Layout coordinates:
______

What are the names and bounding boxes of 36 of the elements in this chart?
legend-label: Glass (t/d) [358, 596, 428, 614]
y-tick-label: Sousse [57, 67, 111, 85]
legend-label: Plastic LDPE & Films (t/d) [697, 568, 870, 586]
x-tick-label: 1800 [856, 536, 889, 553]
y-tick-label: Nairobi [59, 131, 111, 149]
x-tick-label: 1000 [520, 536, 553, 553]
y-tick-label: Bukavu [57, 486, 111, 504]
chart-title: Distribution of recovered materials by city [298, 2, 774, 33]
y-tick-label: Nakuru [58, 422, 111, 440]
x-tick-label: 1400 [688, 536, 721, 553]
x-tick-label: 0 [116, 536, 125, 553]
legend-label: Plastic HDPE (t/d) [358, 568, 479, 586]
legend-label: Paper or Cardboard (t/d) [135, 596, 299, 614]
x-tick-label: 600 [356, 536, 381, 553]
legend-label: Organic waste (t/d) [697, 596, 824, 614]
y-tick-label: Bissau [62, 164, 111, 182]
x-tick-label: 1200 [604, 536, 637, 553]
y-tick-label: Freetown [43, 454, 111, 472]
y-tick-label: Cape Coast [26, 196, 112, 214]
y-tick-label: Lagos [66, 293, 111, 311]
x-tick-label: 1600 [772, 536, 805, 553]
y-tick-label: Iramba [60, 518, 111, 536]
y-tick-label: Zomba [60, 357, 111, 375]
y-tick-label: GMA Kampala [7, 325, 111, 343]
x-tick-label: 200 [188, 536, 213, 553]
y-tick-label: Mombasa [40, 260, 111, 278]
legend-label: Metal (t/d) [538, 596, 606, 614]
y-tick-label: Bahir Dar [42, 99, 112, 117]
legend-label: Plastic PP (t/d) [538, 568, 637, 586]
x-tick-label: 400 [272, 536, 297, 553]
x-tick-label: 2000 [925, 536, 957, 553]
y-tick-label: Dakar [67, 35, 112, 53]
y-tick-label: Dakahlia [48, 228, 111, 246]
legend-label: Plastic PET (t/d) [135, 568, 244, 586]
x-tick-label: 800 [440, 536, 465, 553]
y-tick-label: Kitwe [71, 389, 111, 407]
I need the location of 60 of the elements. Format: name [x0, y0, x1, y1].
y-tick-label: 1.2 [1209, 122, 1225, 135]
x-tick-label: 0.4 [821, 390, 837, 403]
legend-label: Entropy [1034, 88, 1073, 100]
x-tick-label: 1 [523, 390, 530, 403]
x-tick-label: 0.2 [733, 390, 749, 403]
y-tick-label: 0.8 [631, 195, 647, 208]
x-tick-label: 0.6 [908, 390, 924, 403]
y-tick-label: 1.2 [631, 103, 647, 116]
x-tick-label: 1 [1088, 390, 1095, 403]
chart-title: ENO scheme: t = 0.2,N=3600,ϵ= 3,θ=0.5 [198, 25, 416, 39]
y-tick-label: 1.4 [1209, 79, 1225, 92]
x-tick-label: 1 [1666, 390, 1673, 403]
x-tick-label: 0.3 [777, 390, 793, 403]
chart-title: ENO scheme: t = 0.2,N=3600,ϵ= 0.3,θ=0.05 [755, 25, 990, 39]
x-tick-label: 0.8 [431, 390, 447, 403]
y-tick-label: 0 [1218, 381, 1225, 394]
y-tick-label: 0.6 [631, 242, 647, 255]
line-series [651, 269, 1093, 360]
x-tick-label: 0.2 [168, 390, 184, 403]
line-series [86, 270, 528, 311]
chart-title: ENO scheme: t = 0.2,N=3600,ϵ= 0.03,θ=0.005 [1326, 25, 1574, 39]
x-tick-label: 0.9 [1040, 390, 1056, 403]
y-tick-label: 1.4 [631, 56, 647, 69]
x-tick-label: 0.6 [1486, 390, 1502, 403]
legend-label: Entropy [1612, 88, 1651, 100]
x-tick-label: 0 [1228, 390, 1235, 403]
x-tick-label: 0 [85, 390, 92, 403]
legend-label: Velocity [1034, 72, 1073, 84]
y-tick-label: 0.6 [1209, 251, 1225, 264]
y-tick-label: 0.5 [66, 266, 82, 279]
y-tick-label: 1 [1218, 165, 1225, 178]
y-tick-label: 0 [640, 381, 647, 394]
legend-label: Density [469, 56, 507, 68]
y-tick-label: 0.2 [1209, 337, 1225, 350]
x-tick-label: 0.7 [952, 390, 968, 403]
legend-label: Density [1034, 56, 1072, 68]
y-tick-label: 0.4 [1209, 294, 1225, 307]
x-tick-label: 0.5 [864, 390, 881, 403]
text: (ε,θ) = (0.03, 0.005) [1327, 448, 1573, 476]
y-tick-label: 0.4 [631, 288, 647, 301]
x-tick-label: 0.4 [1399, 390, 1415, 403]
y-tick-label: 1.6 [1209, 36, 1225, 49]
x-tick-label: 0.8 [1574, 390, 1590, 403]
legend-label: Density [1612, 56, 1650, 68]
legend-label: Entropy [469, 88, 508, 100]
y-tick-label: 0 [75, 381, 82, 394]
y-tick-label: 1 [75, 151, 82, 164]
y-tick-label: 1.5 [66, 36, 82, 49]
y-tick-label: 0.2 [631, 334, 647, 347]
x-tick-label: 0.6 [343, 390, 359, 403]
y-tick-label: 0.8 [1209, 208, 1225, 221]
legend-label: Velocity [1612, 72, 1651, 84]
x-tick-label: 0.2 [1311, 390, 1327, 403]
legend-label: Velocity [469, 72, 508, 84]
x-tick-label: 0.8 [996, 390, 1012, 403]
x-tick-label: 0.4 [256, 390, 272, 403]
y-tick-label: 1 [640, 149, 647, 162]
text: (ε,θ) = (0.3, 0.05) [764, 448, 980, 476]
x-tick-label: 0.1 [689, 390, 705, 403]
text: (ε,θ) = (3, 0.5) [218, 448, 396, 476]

______

__Objective__. Print every entry above again, with each line copied character for character.

__Complete answer__.
What are the names and bounding boxes of 36 of the elements in this chart?
legend-label: Glass (t/d) [358, 596, 428, 614]
y-tick-label: Sousse [57, 67, 111, 85]
legend-label: Plastic LDPE & Films (t/d) [697, 568, 870, 586]
x-tick-label: 1800 [856, 536, 889, 553]
y-tick-label: Nairobi [59, 131, 111, 149]
x-tick-label: 1000 [520, 536, 553, 553]
y-tick-label: Bukavu [57, 486, 111, 504]
chart-title: Distribution of recovered materials by city [298, 2, 774, 33]
y-tick-label: Nakuru [58, 422, 111, 440]
x-tick-label: 1400 [688, 536, 721, 553]
x-tick-label: 0 [116, 536, 125, 553]
legend-label: Plastic HDPE (t/d) [358, 568, 479, 586]
legend-label: Paper or Cardboard (t/d) [135, 596, 299, 614]
x-tick-label: 600 [356, 536, 381, 553]
legend-label: Organic waste (t/d) [697, 596, 824, 614]
y-tick-label: Bissau [62, 164, 111, 182]
x-tick-label: 1200 [604, 536, 637, 553]
y-tick-label: Freetown [43, 454, 111, 472]
y-tick-label: Cape Coast [26, 196, 112, 214]
y-tick-label: Lagos [66, 293, 111, 311]
x-tick-label: 1600 [772, 536, 805, 553]
y-tick-label: Iramba [60, 518, 111, 536]
y-tick-label: Zomba [60, 357, 111, 375]
y-tick-label: GMA Kampala [7, 325, 111, 343]
x-tick-label: 200 [188, 536, 213, 553]
y-tick-label: Mombasa [40, 260, 111, 278]
legend-label: Metal (t/d) [538, 596, 606, 614]
y-tick-label: Bahir Dar [42, 99, 112, 117]
legend-label: Plastic PP (t/d) [538, 568, 637, 586]
x-tick-label: 400 [272, 536, 297, 553]
x-tick-label: 2000 [925, 536, 957, 553]
y-tick-label: Dakar [67, 35, 112, 53]
y-tick-label: Dakahlia [48, 228, 111, 246]
legend-label: Plastic PET (t/d) [135, 568, 244, 586]
x-tick-label: 800 [440, 536, 465, 553]
y-tick-label: Kitwe [71, 389, 111, 407]
I need the location of 60 of the elements. Format: name [x0, y0, x1, y1].
y-tick-label: 1.2 [1209, 122, 1225, 135]
x-tick-label: 0.4 [821, 390, 837, 403]
legend-label: Entropy [1034, 88, 1073, 100]
x-tick-label: 1 [523, 390, 530, 403]
x-tick-label: 0.2 [733, 390, 749, 403]
y-tick-label: 0.8 [631, 195, 647, 208]
x-tick-label: 0.6 [908, 390, 924, 403]
y-tick-label: 1.2 [631, 103, 647, 116]
x-tick-label: 1 [1088, 390, 1095, 403]
chart-title: ENO scheme: t = 0.2,N=3600,ϵ= 3,θ=0.5 [198, 25, 416, 39]
y-tick-label: 1.4 [1209, 79, 1225, 92]
x-tick-label: 1 [1666, 390, 1673, 403]
x-tick-label: 0.3 [777, 390, 793, 403]
chart-title: ENO scheme: t = 0.2,N=3600,ϵ= 0.3,θ=0.05 [755, 25, 990, 39]
x-tick-label: 0.8 [431, 390, 447, 403]
y-tick-label: 0 [1218, 381, 1225, 394]
y-tick-label: 0.6 [631, 242, 647, 255]
line-series [651, 269, 1093, 360]
x-tick-label: 0.2 [168, 390, 184, 403]
line-series [86, 270, 528, 311]
chart-title: ENO scheme: t = 0.2,N=3600,ϵ= 0.03,θ=0.005 [1326, 25, 1574, 39]
x-tick-label: 0.9 [1040, 390, 1056, 403]
y-tick-label: 1.4 [631, 56, 647, 69]
x-tick-label: 0.6 [1486, 390, 1502, 403]
legend-label: Entropy [1612, 88, 1651, 100]
x-tick-label: 0 [1228, 390, 1235, 403]
x-tick-label: 0 [85, 390, 92, 403]
legend-label: Velocity [1034, 72, 1073, 84]
y-tick-label: 0.6 [1209, 251, 1225, 264]
y-tick-label: 0.5 [66, 266, 82, 279]
y-tick-label: 1 [1218, 165, 1225, 178]
y-tick-label: 0 [640, 381, 647, 394]
legend-label: Density [469, 56, 507, 68]
y-tick-label: 0.2 [1209, 337, 1225, 350]
x-tick-label: 0.7 [952, 390, 968, 403]
legend-label: Density [1034, 56, 1072, 68]
y-tick-label: 0.4 [1209, 294, 1225, 307]
x-tick-label: 0.5 [864, 390, 881, 403]
text: (ε,θ) = (0.03, 0.005) [1327, 448, 1573, 476]
y-tick-label: 0.4 [631, 288, 647, 301]
x-tick-label: 0.4 [1399, 390, 1415, 403]
y-tick-label: 1.6 [1209, 36, 1225, 49]
x-tick-label: 0.8 [1574, 390, 1590, 403]
legend-label: Density [1612, 56, 1650, 68]
legend-label: Entropy [469, 88, 508, 100]
y-tick-label: 0 [75, 381, 82, 394]
y-tick-label: 1 [75, 151, 82, 164]
y-tick-label: 1.5 [66, 36, 82, 49]
y-tick-label: 0.2 [631, 334, 647, 347]
x-tick-label: 0.6 [343, 390, 359, 403]
y-tick-label: 0.8 [1209, 208, 1225, 221]
legend-label: Velocity [1612, 72, 1651, 84]
x-tick-label: 0.2 [1311, 390, 1327, 403]
legend-label: Velocity [469, 72, 508, 84]
x-tick-label: 0.8 [996, 390, 1012, 403]
x-tick-label: 0.4 [256, 390, 272, 403]
y-tick-label: 1 [640, 149, 647, 162]
text: (ε,θ) = (0.3, 0.05) [764, 448, 980, 476]
x-tick-label: 0.1 [689, 390, 705, 403]
text: (ε,θ) = (3, 0.5) [218, 448, 396, 476]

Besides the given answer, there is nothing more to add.